» YOUR GOAL
Copy each entry as it stands, leaving nothing out.
━━━━━ RECORDS FOR THE EXERCISE ━━━━━
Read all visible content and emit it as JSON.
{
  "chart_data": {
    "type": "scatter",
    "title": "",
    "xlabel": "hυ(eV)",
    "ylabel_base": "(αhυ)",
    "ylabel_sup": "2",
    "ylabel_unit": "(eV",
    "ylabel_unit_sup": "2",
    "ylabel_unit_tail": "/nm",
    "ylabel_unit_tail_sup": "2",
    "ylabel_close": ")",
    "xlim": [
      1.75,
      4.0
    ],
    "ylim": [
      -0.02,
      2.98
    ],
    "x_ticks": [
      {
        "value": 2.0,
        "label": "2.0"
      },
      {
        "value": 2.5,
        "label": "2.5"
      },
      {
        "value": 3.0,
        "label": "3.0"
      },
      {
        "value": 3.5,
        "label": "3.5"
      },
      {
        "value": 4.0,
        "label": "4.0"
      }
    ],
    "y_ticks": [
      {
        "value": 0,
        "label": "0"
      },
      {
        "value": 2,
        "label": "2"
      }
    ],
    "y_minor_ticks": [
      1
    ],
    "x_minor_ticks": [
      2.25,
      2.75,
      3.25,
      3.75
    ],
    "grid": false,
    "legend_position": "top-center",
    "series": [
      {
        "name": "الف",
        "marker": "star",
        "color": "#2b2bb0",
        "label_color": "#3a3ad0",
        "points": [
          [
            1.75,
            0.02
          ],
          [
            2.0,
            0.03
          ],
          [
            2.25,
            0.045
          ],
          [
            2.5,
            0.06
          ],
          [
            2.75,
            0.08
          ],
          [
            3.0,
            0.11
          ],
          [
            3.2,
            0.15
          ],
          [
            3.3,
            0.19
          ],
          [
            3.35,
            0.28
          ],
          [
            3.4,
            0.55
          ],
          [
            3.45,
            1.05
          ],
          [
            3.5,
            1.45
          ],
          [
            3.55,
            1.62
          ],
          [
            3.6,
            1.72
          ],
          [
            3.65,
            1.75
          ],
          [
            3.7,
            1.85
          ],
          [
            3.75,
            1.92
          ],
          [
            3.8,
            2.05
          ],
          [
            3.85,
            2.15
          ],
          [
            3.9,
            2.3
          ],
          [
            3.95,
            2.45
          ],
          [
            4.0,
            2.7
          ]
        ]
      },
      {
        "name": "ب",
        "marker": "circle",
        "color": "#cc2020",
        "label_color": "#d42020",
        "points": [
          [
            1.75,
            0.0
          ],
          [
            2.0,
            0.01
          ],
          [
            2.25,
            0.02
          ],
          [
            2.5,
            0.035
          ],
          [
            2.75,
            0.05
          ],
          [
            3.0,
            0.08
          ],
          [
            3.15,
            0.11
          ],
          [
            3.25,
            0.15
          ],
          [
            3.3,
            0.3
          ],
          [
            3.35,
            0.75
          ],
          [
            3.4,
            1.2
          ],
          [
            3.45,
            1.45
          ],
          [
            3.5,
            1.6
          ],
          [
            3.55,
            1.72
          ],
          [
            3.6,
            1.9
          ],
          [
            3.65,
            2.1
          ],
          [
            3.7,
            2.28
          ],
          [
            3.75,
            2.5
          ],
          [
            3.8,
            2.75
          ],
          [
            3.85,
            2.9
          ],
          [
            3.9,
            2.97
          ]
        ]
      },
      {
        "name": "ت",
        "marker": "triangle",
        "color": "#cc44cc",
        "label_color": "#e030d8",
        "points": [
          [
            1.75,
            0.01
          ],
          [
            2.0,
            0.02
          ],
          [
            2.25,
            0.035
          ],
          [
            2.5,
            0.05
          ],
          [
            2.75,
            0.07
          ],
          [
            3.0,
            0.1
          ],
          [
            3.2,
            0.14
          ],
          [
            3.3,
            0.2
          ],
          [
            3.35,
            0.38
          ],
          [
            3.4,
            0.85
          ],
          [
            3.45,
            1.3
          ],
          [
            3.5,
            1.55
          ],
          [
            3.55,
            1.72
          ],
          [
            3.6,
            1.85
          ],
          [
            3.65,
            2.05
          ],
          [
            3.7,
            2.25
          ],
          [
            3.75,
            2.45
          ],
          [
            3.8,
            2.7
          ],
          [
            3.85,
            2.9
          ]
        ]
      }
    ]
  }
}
━━━━━
» SOLUTION BELOW
Read all visible content and emit it as JSON.
{
  "chart_data": {
    "type": "scatter",
    "title": "",
    "xlabel": "hυ(eV)",
    "ylabel_base": "(αhυ)",
    "ylabel_sup": "2",
    "ylabel_unit": "(eV",
    "ylabel_unit_sup": "2",
    "ylabel_unit_tail": "/nm",
    "ylabel_unit_tail_sup": "2",
    "ylabel_close": ")",
    "xlim": [
      1.75,
      4.0
    ],
    "ylim": [
      -0.02,
      2.98
    ],
    "x_ticks": [
      {
        "value": 2.0,
        "label": "2.0"
      },
      {
        "value": 2.5,
        "label": "2.5"
      },
      {
        "value": 3.0,
        "label": "3.0"
      },
      {
        "value": 3.5,
        "label": "3.5"
      },
      {
        "value": 4.0,
        "label": "4.0"
      }
    ],
    "y_ticks": [
      {
        "value": 0,
        "label": "0"
      },
      {
        "value": 2,
        "label": "2"
      }
    ],
    "y_minor_ticks": [
      1
    ],
    "x_minor_ticks": [
      2.25,
      2.75,
      3.25,
      3.75
    ],
    "grid": false,
    "legend_position": "top-center",
    "series": [
      {
        "name": "الف",
        "marker": "star",
        "color": "#2b2bb0",
        "label_color": "#3a3ad0",
        "points": [
          [
            1.75,
            0.02
          ],
          [
            2.0,
            0.03
          ],
          [
            2.25,
            0.045
          ],
          [
            2.5,
            0.06
          ],
          [
            2.75,
            0.08
          ],
          [
            3.0,
            0.11
          ],
          [
            3.2,
            0.15
          ],
          [
            3.3,
            0.19
          ],
          [
            3.35,
            0.28
          ],
          [
            3.4,
            0.55
          ],
          [
            3.45,
            1.05
          ],
          [
            3.5,
            1.45
          ],
          [
            3.55,
            1.62
          ],
          [
            3.6,
            1.72
          ],
          [
            3.65,
            1.75
          ],
          [
            3.7,
            1.85
          ],
          [
            3.75,
            1.92
          ],
          [
            3.8,
            2.05
          ],
          [
            3.85,
            2.15
          ],
          [
            3.9,
            2.3
          ],
          [
            3.95,
            2.45
          ],
          [
            4.0,
            2.7
          ]
        ]
      },
      {
        "name": "ب",
        "marker": "circle",
        "color": "#cc2020",
        "label_color": "#d42020",
        "points": [
          [
            1.75,
            0.0
          ],
          [
            2.0,
            0.01
          ],
          [
            2.25,
            0.02
          ],
          [
            2.5,
            0.035
          ],
          [
            2.75,
            0.05
          ],
          [
            3.0,
            0.08
          ],
          [
            3.15,
            0.11
          ],
          [
            3.25,
            0.15
          ],
          [
            3.3,
            0.3
          ],
          [
            3.35,
            0.75
          ],
          [
            3.4,
            1.2
          ],
          [
            3.45,
            1.45
          ],
          [
            3.5,
            1.6
          ],
          [
            3.55,
            1.72
          ],
          [
            3.6,
            1.9
          ],
          [
            3.65,
            2.1
          ],
          [
            3.7,
            2.28
          ],
          [
            3.75,
            2.5
          ],
          [
            3.8,
            2.75
          ],
          [
            3.85,
            2.9
          ],
          [
            3.9,
            2.97
          ]
        ]
      },
      {
        "name": "ت",
        "marker": "triangle",
        "color": "#cc44cc",
        "label_color": "#e030d8",
        "points": [
          [
            1.75,
            0.01
          ],
          [
            2.0,
            0.02
          ],
          [
            2.25,
            0.035
          ],
          [
            2.5,
            0.05
          ],
          [
            2.75,
            0.07
          ],
          [
            3.0,
            0.1
          ],
          [
            3.2,
            0.14
          ],
          [
            3.3,
            0.2
          ],
          [
            3.35,
            0.38
          ],
          [
            3.4,
            0.85
          ],
          [
            3.45,
            1.3
          ],
          [
            3.5,
            1.55
          ],
          [
            3.55,
            1.72
          ],
          [
            3.6,
            1.85
          ],
          [
            3.65,
            2.05
          ],
          [
            3.7,
            2.25
          ],
          [
            3.75,
            2.45
          ],
          [
            3.8,
            2.7
          ],
          [
            3.85,
            2.9
          ]
        ]
      }
    ]
  }
}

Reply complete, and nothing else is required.